Recorded data:
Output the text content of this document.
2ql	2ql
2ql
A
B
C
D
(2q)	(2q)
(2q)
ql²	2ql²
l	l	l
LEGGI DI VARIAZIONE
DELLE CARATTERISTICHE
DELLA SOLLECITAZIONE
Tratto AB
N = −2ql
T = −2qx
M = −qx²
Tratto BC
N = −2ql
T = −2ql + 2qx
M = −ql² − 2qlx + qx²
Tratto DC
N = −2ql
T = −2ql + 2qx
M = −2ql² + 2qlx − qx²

TASK TO CARRY OUT:
Restate the listing above word for word.

THE OUTPUT:
Output the text content of this document.
2ql	2ql
2ql
A
B
C
D
(2q)	(2q)
(2q)
ql²	2ql²
l	l	l
LEGGI DI VARIAZIONE
DELLE CARATTERISTICHE
DELLA SOLLECITAZIONE
Tratto AB
N = −2ql
T = −2qx
M = −qx²
Tratto BC
N = −2ql
T = −2ql + 2qx
M = −ql² − 2qlx + qx²
Tratto DC
N = −2ql
T = −2ql + 2qx
M = −2ql² + 2qlx − qx²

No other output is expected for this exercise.